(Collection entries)
>> Begin
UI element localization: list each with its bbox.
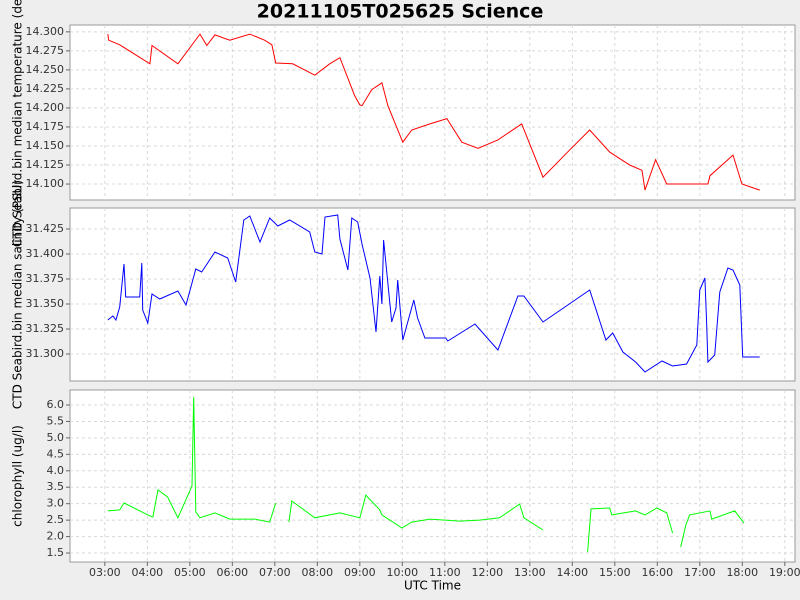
x-tick-label: 12:00 <box>471 566 503 579</box>
y-tick-label: 2.5 <box>47 513 65 526</box>
chart-title: 20211105T025625 Science <box>257 1 544 23</box>
y-tick-label: 5.5 <box>47 414 65 427</box>
x-tick-label: 04:00 <box>131 566 163 579</box>
y-axis-label: CTD Seabird.bin median salinity (PSU) <box>11 180 25 409</box>
y-tick-label: 14.150 <box>26 139 65 152</box>
x-tick-label: 18:00 <box>726 566 758 579</box>
plot-area <box>69 389 796 563</box>
y-tick-label: 14.300 <box>26 25 65 38</box>
y-tick-label: 5.0 <box>47 431 65 444</box>
x-tick-label: 07:00 <box>259 566 291 579</box>
y-tick-label: 6.0 <box>47 398 65 411</box>
y-tick-label: 3.5 <box>47 480 65 493</box>
plot-area <box>69 207 796 382</box>
x-tick-label: 14:00 <box>556 566 588 579</box>
y-axis-label: chlorophyll (ug/l) <box>11 425 25 527</box>
y-axis-label: CTD Seabird.bin median temperature (degC… <box>11 0 25 247</box>
x-tick-label: 13:00 <box>514 566 546 579</box>
x-tick-label: 09:00 <box>344 566 376 579</box>
y-tick-label: 4.0 <box>47 464 65 477</box>
y-tick-label: 14.225 <box>26 82 65 95</box>
y-tick-label: 31.325 <box>26 322 65 335</box>
y-tick-label: 2.0 <box>47 530 65 543</box>
x-tick-label: 08:00 <box>301 566 333 579</box>
y-tick-label: 14.200 <box>26 101 65 114</box>
x-tick-label: 19:00 <box>769 566 800 579</box>
x-tick-label: 03:00 <box>89 566 121 579</box>
x-axis-label: UTC Time <box>404 579 461 593</box>
plot-area <box>69 24 796 201</box>
y-tick-label: 31.400 <box>26 247 65 260</box>
data-line <box>107 397 745 553</box>
x-tick-label: 06:00 <box>216 566 248 579</box>
y-tick-label: 14.275 <box>26 44 65 57</box>
y-tick-label: 1.5 <box>47 546 65 559</box>
y-tick-label: 31.375 <box>26 272 65 285</box>
y-tick-label: 31.350 <box>26 297 65 310</box>
x-tick-label: 10:00 <box>386 566 418 579</box>
x-tick-label: 15:00 <box>599 566 631 579</box>
x-tick-label: 05:00 <box>174 566 206 579</box>
x-tick-label: 16:00 <box>641 566 673 579</box>
y-tick-label: 4.5 <box>47 447 65 460</box>
data-line <box>107 33 760 191</box>
y-tick-label: 3.0 <box>47 497 65 510</box>
y-tick-label: 14.175 <box>26 120 65 133</box>
y-tick-label: 14.125 <box>26 158 65 171</box>
data-line <box>107 214 760 373</box>
y-tick-label: 31.425 <box>26 222 65 235</box>
x-tick-label: 17:00 <box>684 566 716 579</box>
y-tick-label: 14.250 <box>26 63 65 76</box>
y-tick-label: 31.300 <box>26 347 65 360</box>
x-tick-label: 11:00 <box>429 566 461 579</box>
y-tick-label: 14.100 <box>26 177 65 190</box>
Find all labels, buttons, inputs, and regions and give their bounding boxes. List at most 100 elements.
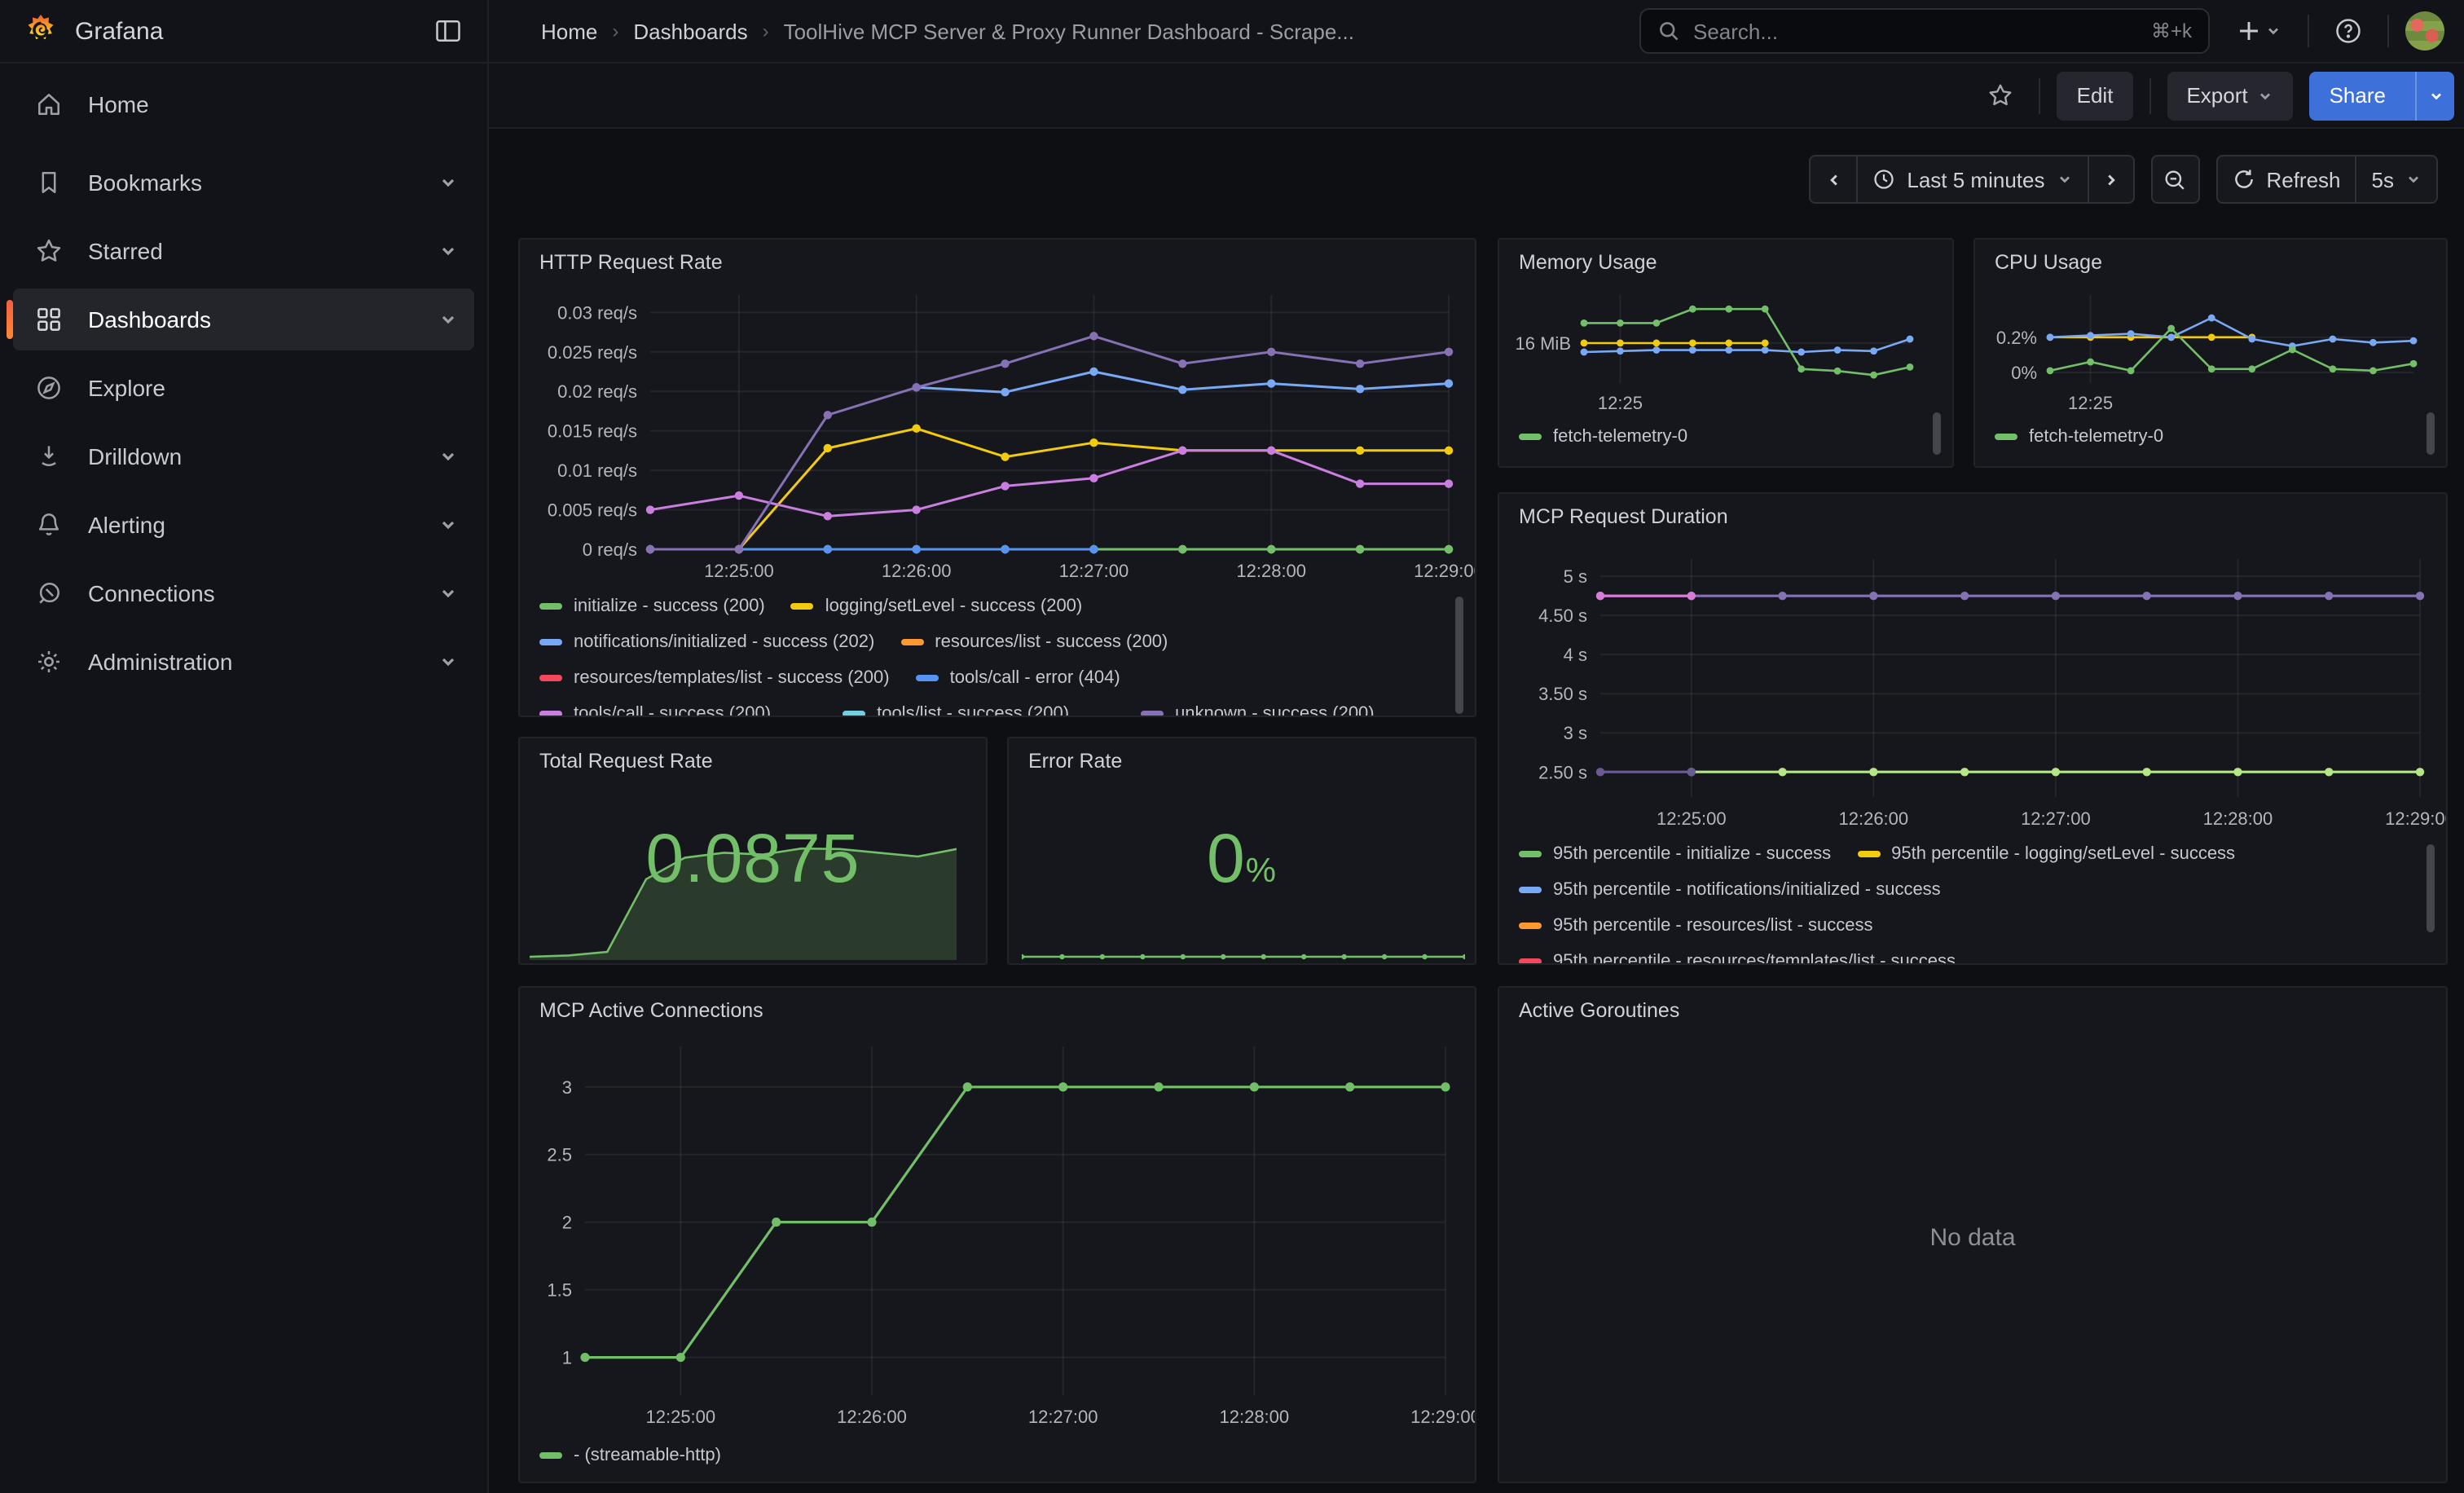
legend-item[interactable]: unknown - success (200) [1141, 704, 1375, 716]
legend-scrollbar[interactable] [2427, 412, 2435, 455]
panel-http-request-rate[interactable]: HTTP Request Rate 0 req/s0.005 req/s0.01… [518, 238, 1476, 717]
plug-icon [33, 577, 65, 610]
time-shift-forward-button[interactable] [2087, 156, 2132, 202]
refresh-button[interactable]: Refresh [2217, 156, 2355, 202]
search-input[interactable] [1693, 19, 2138, 43]
legend-item[interactable]: notifications/initialized - success (202… [539, 632, 874, 652]
legend-item[interactable]: tools/call - error (404) [916, 668, 1120, 688]
search-input-wrap[interactable]: ⌘+k [1639, 8, 2210, 54]
svg-text:4.50 s: 4.50 s [1538, 606, 1587, 626]
share-split-button[interactable]: Share [2310, 71, 2454, 120]
user-avatar[interactable] [2405, 11, 2444, 51]
legend-swatch [916, 675, 939, 681]
legend-swatch [539, 675, 562, 681]
legend-swatch [539, 639, 562, 645]
star-icon [33, 235, 65, 267]
breadcrumb-home[interactable]: Home [541, 19, 597, 43]
compass-icon [33, 372, 65, 404]
legend-item[interactable]: 95th percentile - notifications/initiali… [1519, 880, 1941, 900]
legend-swatch [1519, 434, 1542, 440]
panel-total-request-rate[interactable]: Total Request Rate 0.0875 [518, 737, 988, 965]
legend-label: 95th percentile - initialize - success [1553, 844, 1831, 864]
sidebar-item-alerting[interactable]: Alerting [13, 494, 474, 556]
legend-item[interactable]: logging/setLevel - success (200) [791, 597, 1083, 616]
dock-menu-toggle-icon[interactable] [425, 8, 471, 54]
chevron-down-icon[interactable] [438, 447, 458, 466]
chevron-down-icon[interactable] [438, 241, 458, 261]
refresh-interval-picker[interactable]: 5s [2356, 156, 2436, 202]
share-button[interactable]: Share [2310, 71, 2405, 120]
edit-button[interactable]: Edit [2057, 71, 2133, 120]
panel-cpu-usage[interactable]: CPU Usage 0.2%0%12:25 fetch-telemetry-0 [1973, 238, 2448, 468]
legend-item[interactable]: - (streamable-http) [539, 1446, 721, 1465]
panel-title: HTTP Request Rate [539, 251, 723, 274]
sidebar-item-administration[interactable]: Administration [13, 631, 474, 693]
panel-mcp-request-duration[interactable]: MCP Request Duration 5 s4.50 s4 s3.50 s3… [1498, 492, 2448, 965]
svg-text:5 s: 5 s [1564, 566, 1587, 587]
chevron-down-icon [2265, 23, 2281, 39]
chevron-down-icon[interactable] [438, 173, 458, 192]
sidebar-item-explore[interactable]: Explore [13, 357, 474, 419]
legend-label: fetch-telemetry-0 [1553, 427, 1687, 447]
legend-scrollbar[interactable] [2427, 844, 2435, 932]
legend-label: logging/setLevel - success (200) [825, 597, 1083, 616]
header-divider [2387, 15, 2389, 47]
share-menu-button[interactable] [2415, 71, 2454, 120]
http-legend: initialize - success (200) logging/setLev… [539, 595, 1449, 716]
chevron-down-icon[interactable] [438, 652, 458, 672]
legend-scrollbar[interactable] [1933, 412, 1941, 455]
legend-item[interactable]: initialize - success (200) [539, 597, 765, 616]
legend-item[interactable]: tools/list - success (200) [843, 704, 1069, 716]
zoom-out-button[interactable] [2152, 156, 2198, 202]
legend-swatch [1857, 851, 1880, 857]
chevron-down-icon[interactable] [438, 584, 458, 603]
sidebar-item-drilldown[interactable]: Drilldown [13, 425, 474, 487]
panel-mcp-active-connections[interactable]: MCP Active Connections 11.522.5312:25:00… [518, 986, 1476, 1483]
help-button[interactable] [2325, 8, 2371, 54]
svg-text:12:29:00: 12:29:00 [1414, 561, 1475, 581]
svg-text:12:26:00: 12:26:00 [1839, 808, 1909, 829]
time-shift-back-button[interactable] [1811, 156, 1856, 202]
refresh-group: Refresh 5s [2215, 155, 2438, 204]
breadcrumb-dashboards[interactable]: Dashboards [633, 19, 747, 43]
legend-row: 95th percentile - notifications/initiali… [1519, 879, 2420, 901]
chevron-down-icon[interactable] [438, 515, 458, 535]
sidebar-item-connections[interactable]: Connections [13, 562, 474, 624]
panel-memory-usage[interactable]: Memory Usage 16 MiB12:25 fetch-telemetry… [1498, 238, 1954, 468]
legend-swatch [1519, 887, 1542, 893]
legend-item[interactable]: 95th percentile - resources/list - succe… [1519, 916, 1873, 936]
favorite-star-button[interactable] [1978, 73, 2023, 118]
legend-item[interactable]: 95th percentile - logging/setLevel - suc… [1857, 844, 2235, 864]
time-controls: Last 5 minutes [1809, 155, 2438, 204]
legend-row: fetch-telemetry-0 [1995, 425, 2420, 448]
chevron-down-icon[interactable] [438, 310, 458, 329]
svg-text:0 req/s: 0 req/s [583, 540, 637, 560]
stat-value: 0.0875 [520, 820, 986, 898]
legend-row: tools/call - success (200) tools/list - s… [539, 702, 1449, 716]
legend-label: tools/call - error (404) [950, 668, 1120, 688]
legend-item[interactable]: tools/call - success (200) [539, 704, 771, 716]
panel-active-goroutines[interactable]: Active Goroutines No data [1498, 986, 2448, 1483]
sidebar-item-home[interactable]: Home [13, 73, 474, 135]
panel-error-rate[interactable]: Error Rate 0% [1007, 737, 1476, 965]
sidebar-item-dashboards[interactable]: Dashboards [13, 288, 474, 350]
add-new-button[interactable] [2226, 11, 2291, 51]
legend-item[interactable]: resources/templates/list - success (200) [539, 668, 890, 688]
legend-item[interactable]: fetch-telemetry-0 [1519, 427, 1687, 447]
legend-item[interactable]: fetch-telemetry-0 [1995, 427, 2163, 447]
legend-label: 95th percentile - notifications/initiali… [1553, 880, 1941, 900]
legend-item[interactable]: 95th percentile - resources/templates/li… [1519, 952, 1956, 963]
sparkline-svg [1022, 940, 1465, 960]
legend-item[interactable]: resources/list - success (200) [900, 632, 1168, 652]
sidebar-item-bookmarks[interactable]: Bookmarks [13, 152, 474, 214]
sidebar-item-starred[interactable]: Starred [13, 220, 474, 282]
stat-value: 0% [1009, 820, 1475, 898]
legend-scrollbar[interactable] [1455, 597, 1463, 714]
time-range-picker[interactable]: Last 5 minutes [1856, 156, 2087, 202]
export-button[interactable]: Export [2167, 71, 2293, 120]
header-left: Grafana [0, 0, 489, 62]
chevron-down-icon [2427, 87, 2444, 103]
legend-item[interactable]: 95th percentile - initialize - success [1519, 844, 1831, 864]
panel-title: Memory Usage [1519, 251, 1657, 274]
grafana-logo[interactable] [23, 13, 59, 49]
>> End
What to produce: Copy out, character for character, the lines from the one containing "legend-item[interactable]: unknown - success" through the one containing "631, 474, 693]", including both of those lines.

Final result:
legend-item[interactable]: unknown - success (200) [1141, 704, 1375, 716]
legend-scrollbar[interactable] [2427, 412, 2435, 455]
panel-http-request-rate[interactable]: HTTP Request Rate 0 req/s0.005 req/s0.01… [518, 238, 1476, 717]
plug-icon [33, 577, 65, 610]
time-shift-forward-button[interactable] [2087, 156, 2132, 202]
refresh-button[interactable]: Refresh [2217, 156, 2355, 202]
search-input[interactable] [1693, 19, 2138, 43]
legend-item[interactable]: notifications/initialized - success (202… [539, 632, 874, 652]
legend-item[interactable]: tools/call - error (404) [916, 668, 1120, 688]
search-input-wrap[interactable]: ⌘+k [1639, 8, 2210, 54]
svg-text:4.50 s: 4.50 s [1538, 606, 1587, 626]
share-split-button[interactable]: Share [2310, 71, 2454, 120]
user-avatar[interactable] [2405, 11, 2444, 51]
legend-swatch [916, 675, 939, 681]
legend-swatch [539, 675, 562, 681]
legend-swatch [539, 639, 562, 645]
star-icon [33, 235, 65, 267]
breadcrumb-home[interactable]: Home [541, 19, 597, 43]
compass-icon [33, 372, 65, 404]
legend-item[interactable]: 95th percentile - notifications/initiali… [1519, 880, 1941, 900]
legend-swatch [1519, 434, 1542, 440]
panel-total-request-rate[interactable]: Total Request Rate 0.0875 [518, 737, 988, 965]
legend-label: 95th percentile - initialize - success [1553, 844, 1831, 864]
sidebar-item-alerting[interactable]: Alerting [13, 494, 474, 556]
legend-item[interactable]: logging/setLevel - success (200) [791, 597, 1083, 616]
dock-menu-toggle-icon[interactable] [425, 8, 471, 54]
chevron-down-icon[interactable] [438, 447, 458, 466]
chevron-down-icon[interactable] [438, 241, 458, 261]
refresh-interval-picker[interactable]: 5s [2356, 156, 2436, 202]
share-button[interactable]: Share [2310, 71, 2405, 120]
edit-button[interactable]: Edit [2057, 71, 2133, 120]
panel-cpu-usage[interactable]: CPU Usage 0.2%0%12:25 fetch-telemetry-0 [1973, 238, 2448, 468]
legend-item[interactable]: - (streamable-http) [539, 1446, 721, 1465]
panel-title: HTTP Request Rate [539, 251, 723, 274]
sidebar-item-administration[interactable]: Administration [13, 631, 474, 693]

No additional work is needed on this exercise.